• **Task to complete**: Gather all lines from the material that contain "name".

□ □ □

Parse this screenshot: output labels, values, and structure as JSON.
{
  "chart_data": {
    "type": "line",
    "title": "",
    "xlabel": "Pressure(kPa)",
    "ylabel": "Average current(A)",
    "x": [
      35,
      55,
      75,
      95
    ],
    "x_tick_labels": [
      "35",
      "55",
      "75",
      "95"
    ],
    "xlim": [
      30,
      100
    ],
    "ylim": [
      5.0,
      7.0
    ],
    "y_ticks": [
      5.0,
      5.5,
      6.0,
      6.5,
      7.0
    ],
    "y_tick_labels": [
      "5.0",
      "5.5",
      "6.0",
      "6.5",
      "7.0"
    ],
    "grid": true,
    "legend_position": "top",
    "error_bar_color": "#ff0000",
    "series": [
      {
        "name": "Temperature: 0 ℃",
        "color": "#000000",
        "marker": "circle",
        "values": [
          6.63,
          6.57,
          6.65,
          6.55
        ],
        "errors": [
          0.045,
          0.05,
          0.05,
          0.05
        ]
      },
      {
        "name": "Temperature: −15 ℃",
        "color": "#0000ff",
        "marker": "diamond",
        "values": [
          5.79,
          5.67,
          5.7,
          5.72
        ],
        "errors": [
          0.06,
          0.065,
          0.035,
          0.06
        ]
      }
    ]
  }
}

□ □ □

• **Result of the exercise**:
        "name": "Temperature: 0 ℃",
        "name": "Temperature: −15 ℃",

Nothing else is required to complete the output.